• _TASK STATEMENT_
Note each line where "anomaly" appears, and copy it.
_____
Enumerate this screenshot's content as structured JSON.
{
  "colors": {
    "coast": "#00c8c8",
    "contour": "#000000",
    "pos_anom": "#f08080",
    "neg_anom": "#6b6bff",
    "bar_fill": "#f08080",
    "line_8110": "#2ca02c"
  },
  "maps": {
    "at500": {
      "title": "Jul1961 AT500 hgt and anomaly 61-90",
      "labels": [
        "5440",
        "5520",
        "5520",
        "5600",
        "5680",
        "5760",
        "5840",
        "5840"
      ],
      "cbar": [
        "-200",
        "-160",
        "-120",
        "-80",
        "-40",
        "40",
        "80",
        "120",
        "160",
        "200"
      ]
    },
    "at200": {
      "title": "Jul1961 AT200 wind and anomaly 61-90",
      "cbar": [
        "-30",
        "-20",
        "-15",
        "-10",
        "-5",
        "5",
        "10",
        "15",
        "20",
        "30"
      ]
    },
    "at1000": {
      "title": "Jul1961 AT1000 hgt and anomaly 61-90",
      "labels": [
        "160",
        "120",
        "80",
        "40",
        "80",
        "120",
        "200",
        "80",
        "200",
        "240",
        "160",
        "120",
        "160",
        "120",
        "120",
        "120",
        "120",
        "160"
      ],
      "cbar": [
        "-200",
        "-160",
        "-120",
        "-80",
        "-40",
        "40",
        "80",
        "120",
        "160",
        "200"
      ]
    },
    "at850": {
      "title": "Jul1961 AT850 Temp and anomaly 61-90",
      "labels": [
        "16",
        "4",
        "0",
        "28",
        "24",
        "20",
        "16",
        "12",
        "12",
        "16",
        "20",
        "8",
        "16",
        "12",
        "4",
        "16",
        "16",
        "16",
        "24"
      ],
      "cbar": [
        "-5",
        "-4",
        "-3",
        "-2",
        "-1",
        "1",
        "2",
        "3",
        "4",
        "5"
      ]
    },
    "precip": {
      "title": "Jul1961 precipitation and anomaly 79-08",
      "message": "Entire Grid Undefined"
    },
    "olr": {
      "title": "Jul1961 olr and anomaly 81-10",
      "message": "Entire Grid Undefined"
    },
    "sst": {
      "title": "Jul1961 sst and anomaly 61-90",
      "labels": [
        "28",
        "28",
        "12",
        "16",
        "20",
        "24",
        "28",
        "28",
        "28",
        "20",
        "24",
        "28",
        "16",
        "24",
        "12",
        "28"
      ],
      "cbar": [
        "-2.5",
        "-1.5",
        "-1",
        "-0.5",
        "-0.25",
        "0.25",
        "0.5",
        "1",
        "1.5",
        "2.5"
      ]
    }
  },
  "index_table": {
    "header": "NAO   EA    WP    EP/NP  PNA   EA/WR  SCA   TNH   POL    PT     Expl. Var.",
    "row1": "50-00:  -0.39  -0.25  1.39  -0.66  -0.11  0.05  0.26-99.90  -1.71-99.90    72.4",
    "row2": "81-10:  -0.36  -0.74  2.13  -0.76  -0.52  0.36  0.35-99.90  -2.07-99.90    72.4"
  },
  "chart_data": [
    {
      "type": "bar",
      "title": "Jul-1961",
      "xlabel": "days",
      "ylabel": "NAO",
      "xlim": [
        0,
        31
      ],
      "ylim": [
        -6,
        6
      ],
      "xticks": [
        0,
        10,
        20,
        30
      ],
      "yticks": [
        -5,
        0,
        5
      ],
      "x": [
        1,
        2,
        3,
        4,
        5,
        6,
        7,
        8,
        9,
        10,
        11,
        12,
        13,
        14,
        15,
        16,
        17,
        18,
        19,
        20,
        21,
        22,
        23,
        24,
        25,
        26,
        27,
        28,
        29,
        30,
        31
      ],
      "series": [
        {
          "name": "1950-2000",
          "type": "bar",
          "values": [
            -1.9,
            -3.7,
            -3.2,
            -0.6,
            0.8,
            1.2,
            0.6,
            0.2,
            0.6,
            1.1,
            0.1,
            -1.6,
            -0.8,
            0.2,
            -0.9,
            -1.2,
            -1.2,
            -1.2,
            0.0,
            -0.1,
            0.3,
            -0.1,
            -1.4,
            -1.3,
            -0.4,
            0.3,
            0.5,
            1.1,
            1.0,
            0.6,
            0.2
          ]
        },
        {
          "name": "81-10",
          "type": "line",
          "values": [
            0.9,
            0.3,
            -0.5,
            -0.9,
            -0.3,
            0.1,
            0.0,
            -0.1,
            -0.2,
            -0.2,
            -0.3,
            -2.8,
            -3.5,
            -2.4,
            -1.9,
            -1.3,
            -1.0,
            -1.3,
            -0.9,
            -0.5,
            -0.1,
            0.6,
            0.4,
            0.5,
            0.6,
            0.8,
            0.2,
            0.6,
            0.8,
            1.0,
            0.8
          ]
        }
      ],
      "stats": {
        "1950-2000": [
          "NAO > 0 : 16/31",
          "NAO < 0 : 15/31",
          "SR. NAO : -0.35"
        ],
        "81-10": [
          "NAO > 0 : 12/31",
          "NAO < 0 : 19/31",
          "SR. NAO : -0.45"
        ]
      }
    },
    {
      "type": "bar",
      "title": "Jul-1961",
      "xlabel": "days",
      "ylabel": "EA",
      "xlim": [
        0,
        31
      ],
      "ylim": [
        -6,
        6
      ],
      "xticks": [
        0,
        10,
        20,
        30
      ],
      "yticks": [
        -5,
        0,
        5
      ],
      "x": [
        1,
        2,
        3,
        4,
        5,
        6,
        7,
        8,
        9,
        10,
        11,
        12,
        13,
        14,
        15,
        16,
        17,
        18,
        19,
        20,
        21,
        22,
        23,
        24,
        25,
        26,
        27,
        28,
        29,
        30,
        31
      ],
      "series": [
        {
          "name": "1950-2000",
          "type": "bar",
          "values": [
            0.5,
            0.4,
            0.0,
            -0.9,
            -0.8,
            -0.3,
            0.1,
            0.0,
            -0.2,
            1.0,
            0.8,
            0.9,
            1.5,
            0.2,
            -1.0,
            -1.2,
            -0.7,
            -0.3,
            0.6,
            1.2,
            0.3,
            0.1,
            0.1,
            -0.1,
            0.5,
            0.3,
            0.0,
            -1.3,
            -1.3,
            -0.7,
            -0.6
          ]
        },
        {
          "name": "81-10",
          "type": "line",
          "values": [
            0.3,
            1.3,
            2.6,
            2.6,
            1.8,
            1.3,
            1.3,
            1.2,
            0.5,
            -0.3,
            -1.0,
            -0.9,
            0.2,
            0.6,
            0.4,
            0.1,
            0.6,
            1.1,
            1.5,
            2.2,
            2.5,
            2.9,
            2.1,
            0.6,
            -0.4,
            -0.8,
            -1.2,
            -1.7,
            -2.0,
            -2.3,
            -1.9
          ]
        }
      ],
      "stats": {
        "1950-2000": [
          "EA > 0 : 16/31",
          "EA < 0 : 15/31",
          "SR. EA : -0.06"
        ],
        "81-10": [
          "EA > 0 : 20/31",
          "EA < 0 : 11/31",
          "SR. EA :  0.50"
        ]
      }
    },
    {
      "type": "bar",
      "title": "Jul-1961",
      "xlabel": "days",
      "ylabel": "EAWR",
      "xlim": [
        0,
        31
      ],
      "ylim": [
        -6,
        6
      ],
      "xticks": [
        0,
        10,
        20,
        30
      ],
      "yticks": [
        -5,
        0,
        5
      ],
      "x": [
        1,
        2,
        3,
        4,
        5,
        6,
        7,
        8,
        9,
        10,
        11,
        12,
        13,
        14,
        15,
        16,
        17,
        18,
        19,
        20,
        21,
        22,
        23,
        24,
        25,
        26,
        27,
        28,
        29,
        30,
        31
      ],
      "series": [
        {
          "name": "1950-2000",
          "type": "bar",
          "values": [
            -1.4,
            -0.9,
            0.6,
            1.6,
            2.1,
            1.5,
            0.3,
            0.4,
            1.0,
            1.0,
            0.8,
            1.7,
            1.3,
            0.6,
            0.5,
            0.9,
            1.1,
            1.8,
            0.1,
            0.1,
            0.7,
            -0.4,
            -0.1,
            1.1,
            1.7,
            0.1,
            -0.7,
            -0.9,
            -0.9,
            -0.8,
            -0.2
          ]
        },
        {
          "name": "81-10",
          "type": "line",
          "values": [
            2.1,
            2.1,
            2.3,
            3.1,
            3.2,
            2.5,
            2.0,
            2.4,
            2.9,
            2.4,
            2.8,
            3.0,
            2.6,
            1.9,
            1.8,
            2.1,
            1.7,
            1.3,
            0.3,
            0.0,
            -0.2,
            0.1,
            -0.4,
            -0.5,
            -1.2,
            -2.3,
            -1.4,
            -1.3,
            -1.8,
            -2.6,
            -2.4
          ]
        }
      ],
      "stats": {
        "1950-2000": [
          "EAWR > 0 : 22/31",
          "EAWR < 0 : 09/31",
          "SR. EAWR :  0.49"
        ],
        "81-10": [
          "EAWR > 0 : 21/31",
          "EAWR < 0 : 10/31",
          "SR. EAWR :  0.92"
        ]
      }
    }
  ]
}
_____
• _FULL RESPONSE_
      "title": "Jul1961 AT500 hgt and anomaly 61-90",
      "title": "Jul1961 AT200 wind and anomaly 61-90",
      "title": "Jul1961 AT1000 hgt and anomaly 61-90",
      "title": "Jul1961 AT850 Temp and anomaly 61-90",
      "title": "Jul1961 precipitation and anomaly 79-08",
      "title": "Jul1961 olr and anomaly 81-10",
      "title": "Jul1961 sst and anomaly 61-90",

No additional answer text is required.